**Source text:**

•••

House Speaker Pat Murphy and Majority Leader Kevin McCarthy have publicly committed to reviewing "every program and line item in the state budget to find waste and inefficiencies."

House Republicans said members of their research staff review the budget-savings ideas on the Web site each Friday, sort the ideas by issue area, and then research the suggestions.

"Through the research we hope to find how much money can actually be saved, what waste can be uncovered, and which ideas are feasible and which are impossible to investigate or unworkable," said Josie Klingaman, a spokesperson for House Republicans. "Our plan is use the suggestions to ask questions in the budget-subcommittee process, offer amendments in subcommittee and the full appropriations committee, and offer amendments on the floor."

The concept of getting public feedback to improve government has become so popular, legislative leaders have asked that all Iowans be given the chance to post their suggestions on the legislature's nonpartisan site. A third Web site to collect those ideas was launched Wednesday.

To submit suggestions to improve Iowa government: http://www.legis.state.ia.us/aspx/SurveyForm/Improving_StGvt/

See House Democrats' site: IowaHouse.org/openbudget

See House Republicans' site: IowaHouseRepublicans.com/contact/budget-savings-ideas?from=380

Culver Vows to Prevent Repeats of "Deplorable Situation" in Atalissa

The governor this week put unlicensed residential facilities in the state "on notice" after the state discovered the "deplorable situation" in Atalissa, where 21 adult men with mental retardation who worked for West Liberty Foods were housed in a "bunkhouse" for the past 20 years.

"They lived in a place that had no heating system and boarded-up windows. In fact, reports indicate that the boiler had been out for several years," Culver said. "Let me be very clear: The State of Iowa is not going to stand for this type of treatment to people who deserve our support and protection. Other unlicensed residence facilities should be on notice: We are going to find you and shut you down."

The state became aware of the situation through a tip on the Department of Human Services' abuse and neglect hotline. A few days later state officials shut down Henry's Turkey Service, the company that operated the residence and provided the workers for West Liberty Foods. The state is investigating for possible labor-law violations.

Henry's Turkey Service had control both of the men's federal Supplemental Security Income checks and their salary checks. Money was taken from their paychecks for housing and other services.

•••

**Saved data entries:**
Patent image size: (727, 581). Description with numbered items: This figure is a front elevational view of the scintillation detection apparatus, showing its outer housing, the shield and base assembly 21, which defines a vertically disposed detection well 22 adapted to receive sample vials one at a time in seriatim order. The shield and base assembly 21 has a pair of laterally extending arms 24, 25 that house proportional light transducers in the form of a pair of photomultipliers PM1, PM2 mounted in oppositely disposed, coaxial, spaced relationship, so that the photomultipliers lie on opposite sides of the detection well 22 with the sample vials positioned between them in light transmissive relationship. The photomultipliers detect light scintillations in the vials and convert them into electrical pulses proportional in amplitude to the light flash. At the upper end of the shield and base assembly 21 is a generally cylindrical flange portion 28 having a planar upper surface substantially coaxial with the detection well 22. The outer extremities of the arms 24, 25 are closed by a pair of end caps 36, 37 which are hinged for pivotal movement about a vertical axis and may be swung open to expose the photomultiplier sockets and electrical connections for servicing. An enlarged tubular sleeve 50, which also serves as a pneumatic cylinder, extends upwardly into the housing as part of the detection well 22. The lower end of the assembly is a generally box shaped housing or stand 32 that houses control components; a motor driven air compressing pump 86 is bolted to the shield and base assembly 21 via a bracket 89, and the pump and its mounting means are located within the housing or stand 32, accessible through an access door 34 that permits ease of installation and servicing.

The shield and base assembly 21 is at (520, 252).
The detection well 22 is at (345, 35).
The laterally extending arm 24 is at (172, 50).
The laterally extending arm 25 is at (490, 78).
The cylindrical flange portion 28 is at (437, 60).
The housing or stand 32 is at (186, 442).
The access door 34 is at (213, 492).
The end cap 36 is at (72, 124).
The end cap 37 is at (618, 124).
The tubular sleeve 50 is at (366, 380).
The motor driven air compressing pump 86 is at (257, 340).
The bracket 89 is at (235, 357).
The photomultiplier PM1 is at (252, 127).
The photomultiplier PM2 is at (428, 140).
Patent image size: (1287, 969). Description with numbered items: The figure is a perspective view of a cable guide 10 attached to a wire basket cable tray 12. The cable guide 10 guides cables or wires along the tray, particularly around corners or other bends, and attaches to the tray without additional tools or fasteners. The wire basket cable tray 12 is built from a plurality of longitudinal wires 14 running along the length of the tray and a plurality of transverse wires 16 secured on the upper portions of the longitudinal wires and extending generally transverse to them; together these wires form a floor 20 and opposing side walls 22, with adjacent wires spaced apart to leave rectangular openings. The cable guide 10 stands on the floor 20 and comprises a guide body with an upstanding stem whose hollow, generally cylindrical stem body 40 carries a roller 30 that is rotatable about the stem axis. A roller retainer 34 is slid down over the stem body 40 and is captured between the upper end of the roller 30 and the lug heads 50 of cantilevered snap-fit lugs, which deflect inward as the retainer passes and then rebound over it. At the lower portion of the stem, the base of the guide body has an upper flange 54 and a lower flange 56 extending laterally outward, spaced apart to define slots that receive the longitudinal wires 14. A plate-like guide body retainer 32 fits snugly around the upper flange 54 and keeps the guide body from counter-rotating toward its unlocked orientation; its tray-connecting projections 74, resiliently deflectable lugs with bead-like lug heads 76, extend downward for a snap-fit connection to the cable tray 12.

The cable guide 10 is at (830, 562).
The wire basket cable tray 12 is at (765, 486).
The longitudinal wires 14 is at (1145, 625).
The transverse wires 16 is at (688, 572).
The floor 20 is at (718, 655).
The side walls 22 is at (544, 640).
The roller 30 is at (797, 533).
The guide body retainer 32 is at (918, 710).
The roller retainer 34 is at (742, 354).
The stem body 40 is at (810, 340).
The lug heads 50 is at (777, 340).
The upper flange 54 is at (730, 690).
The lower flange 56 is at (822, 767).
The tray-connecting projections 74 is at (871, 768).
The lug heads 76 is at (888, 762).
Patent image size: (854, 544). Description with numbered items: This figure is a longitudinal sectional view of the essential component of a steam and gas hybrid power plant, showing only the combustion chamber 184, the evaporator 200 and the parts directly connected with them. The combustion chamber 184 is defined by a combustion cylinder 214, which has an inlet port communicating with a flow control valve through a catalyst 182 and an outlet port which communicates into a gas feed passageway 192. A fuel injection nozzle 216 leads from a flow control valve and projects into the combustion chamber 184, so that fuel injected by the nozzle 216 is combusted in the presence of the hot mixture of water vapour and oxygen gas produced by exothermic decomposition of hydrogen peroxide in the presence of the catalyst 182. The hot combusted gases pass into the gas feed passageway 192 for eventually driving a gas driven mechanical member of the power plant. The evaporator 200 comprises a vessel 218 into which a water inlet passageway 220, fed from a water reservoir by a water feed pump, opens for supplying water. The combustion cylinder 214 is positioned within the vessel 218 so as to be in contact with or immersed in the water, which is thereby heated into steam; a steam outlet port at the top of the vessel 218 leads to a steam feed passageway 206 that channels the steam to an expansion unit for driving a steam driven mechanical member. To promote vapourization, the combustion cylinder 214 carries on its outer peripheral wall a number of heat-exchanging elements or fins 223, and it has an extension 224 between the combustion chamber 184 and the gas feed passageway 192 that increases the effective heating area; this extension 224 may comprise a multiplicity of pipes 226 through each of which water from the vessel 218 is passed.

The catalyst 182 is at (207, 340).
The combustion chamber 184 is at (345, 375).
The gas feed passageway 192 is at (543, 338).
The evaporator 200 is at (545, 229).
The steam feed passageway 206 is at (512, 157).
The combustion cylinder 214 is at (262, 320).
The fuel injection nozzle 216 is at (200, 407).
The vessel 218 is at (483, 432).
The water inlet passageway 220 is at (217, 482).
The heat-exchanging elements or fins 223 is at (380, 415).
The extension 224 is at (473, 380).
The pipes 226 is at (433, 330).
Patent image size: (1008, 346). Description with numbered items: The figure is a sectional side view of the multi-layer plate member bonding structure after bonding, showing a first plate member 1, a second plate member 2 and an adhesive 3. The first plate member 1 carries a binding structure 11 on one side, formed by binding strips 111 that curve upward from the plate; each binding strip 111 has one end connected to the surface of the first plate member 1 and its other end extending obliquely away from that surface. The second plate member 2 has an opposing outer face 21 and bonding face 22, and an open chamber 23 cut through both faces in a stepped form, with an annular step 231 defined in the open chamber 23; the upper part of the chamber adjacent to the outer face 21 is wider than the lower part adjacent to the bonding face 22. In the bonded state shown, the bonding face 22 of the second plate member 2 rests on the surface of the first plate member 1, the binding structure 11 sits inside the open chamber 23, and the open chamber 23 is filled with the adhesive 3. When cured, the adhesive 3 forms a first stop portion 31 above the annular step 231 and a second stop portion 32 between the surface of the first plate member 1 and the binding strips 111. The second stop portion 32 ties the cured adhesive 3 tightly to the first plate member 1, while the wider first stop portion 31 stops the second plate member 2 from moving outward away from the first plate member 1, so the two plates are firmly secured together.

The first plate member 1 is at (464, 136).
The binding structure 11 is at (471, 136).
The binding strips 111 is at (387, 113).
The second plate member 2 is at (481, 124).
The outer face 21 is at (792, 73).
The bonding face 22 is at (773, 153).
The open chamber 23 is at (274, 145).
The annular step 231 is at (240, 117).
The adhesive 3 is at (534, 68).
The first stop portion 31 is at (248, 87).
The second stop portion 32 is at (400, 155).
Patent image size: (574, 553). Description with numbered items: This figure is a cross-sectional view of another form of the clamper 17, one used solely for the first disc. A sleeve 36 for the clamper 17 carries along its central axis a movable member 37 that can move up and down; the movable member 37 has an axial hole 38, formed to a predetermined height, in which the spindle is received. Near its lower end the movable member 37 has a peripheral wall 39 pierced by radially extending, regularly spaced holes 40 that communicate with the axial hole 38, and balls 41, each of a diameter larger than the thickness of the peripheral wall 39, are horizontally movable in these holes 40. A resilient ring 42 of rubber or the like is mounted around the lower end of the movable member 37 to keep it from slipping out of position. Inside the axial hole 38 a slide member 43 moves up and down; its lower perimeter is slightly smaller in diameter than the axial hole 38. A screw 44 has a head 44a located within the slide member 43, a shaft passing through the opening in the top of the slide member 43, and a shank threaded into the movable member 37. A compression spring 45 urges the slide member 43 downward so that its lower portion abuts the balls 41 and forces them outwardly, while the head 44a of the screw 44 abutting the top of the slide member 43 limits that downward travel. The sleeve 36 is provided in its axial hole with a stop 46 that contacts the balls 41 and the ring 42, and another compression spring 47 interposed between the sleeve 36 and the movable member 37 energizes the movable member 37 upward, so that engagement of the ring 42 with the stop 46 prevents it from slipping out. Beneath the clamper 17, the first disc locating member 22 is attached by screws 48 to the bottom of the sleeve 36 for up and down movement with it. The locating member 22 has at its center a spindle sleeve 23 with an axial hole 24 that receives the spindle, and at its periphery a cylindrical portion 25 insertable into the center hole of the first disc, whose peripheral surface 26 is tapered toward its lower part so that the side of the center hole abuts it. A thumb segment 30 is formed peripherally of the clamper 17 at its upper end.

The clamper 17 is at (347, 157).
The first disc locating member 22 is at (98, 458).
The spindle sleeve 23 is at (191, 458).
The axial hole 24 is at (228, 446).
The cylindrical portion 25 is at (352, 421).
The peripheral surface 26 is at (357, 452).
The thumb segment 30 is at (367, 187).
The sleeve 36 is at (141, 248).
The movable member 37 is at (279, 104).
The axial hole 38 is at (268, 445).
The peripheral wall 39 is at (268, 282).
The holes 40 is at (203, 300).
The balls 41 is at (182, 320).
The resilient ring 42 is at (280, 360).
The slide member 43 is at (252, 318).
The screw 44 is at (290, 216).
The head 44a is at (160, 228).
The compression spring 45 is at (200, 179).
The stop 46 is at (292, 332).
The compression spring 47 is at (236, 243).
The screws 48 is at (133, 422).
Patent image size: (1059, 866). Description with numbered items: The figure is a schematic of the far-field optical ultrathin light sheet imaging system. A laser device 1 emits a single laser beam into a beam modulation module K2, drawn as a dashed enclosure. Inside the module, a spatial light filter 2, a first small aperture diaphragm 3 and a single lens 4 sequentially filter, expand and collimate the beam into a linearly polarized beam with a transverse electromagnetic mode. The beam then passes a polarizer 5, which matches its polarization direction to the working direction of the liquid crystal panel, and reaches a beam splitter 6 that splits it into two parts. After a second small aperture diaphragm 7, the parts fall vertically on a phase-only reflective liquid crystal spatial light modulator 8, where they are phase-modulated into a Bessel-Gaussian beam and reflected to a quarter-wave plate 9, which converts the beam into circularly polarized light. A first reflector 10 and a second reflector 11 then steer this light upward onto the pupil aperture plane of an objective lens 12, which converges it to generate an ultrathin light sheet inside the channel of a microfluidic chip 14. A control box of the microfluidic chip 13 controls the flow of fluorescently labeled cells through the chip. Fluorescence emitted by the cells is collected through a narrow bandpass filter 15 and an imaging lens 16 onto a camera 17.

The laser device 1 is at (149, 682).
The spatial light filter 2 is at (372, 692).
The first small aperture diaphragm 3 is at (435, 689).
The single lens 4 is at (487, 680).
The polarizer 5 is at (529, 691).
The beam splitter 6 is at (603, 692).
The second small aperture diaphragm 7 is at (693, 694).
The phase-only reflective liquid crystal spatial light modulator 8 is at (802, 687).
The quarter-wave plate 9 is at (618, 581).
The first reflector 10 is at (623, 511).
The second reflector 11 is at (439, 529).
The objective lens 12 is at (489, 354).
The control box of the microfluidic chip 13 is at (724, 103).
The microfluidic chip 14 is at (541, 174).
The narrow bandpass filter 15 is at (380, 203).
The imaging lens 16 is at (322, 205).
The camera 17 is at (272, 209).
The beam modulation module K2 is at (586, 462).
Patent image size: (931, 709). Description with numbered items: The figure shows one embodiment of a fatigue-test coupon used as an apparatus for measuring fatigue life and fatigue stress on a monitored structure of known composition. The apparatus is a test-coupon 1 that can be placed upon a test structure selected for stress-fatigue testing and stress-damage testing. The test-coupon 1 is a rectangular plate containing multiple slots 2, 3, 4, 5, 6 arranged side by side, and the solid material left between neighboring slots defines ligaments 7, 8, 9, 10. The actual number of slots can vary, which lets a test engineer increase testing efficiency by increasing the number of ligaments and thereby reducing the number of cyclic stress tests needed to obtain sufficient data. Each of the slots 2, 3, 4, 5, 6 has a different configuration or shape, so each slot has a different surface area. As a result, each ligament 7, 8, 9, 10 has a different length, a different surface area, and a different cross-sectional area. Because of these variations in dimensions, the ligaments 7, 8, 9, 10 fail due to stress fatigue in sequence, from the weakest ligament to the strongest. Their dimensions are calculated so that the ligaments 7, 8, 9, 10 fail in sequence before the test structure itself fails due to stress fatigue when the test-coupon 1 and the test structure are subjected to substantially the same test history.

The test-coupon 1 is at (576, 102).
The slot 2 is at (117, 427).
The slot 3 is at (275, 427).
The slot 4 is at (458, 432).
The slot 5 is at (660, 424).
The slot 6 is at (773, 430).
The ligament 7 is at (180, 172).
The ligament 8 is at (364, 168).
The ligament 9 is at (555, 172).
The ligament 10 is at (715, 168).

•••

**Exercise instructions:**
a - Answer these from the Iowa government news text:
(i) On what day of the week does House Republican research staff review the budget-savings ideas posted on the Web site?
(ii) How many adult men were housed in the Atalissa "bunkhouse," and for how long?
(iii) How did the state become aware of the situation in Atalissa?
b - Resume the Iowa government news text, starting after its final sentence.

**Results by task:**
a -
(i) Each Friday.
(ii) 21 adult men, for the past 20 years.
(iii) Through a tip on the Department of Human Services' abuse and neglect hotline.

b -
The men, ranging in ages from 39 to 72, were originally from Texas but have lived and worked in Iowa for 20 years. They were transferred this week to living quarters operated by Exceptional Persons Incorporated, of Waterloo.

Culver said he'll seek more teeth in state laws or rules to find situations like the one in Atalissa sooner and prevent them from happening again.

King Contemplates Run for Governor

U.S. Representative Steve King (R-Kiron) this week discussed a Republican resurgence in 2010, skirted questions about his own intentions of running for governor, and defended his vote against the Obama-backed economic-stimulus legislation during a taping of Iowa Press.

"I've made no decisions" on a potential run for governor, King said, adding that he was looking to "reunify" the Republican Party in Iowa.

King said he believes the country is in the midst of an economic crisis but does not believe the measures proposed in the Obama administration's economic-recovery plan are the correct solutions. He said he does not want to "rush off that cliff" and support the current stimulus package, which is why he voted against it. He said House Republicans were right to reject the bill, even if it meant running the risk of being called obstructionists and ignoring the perceived mandate Obama won last November. He advocated a different solution.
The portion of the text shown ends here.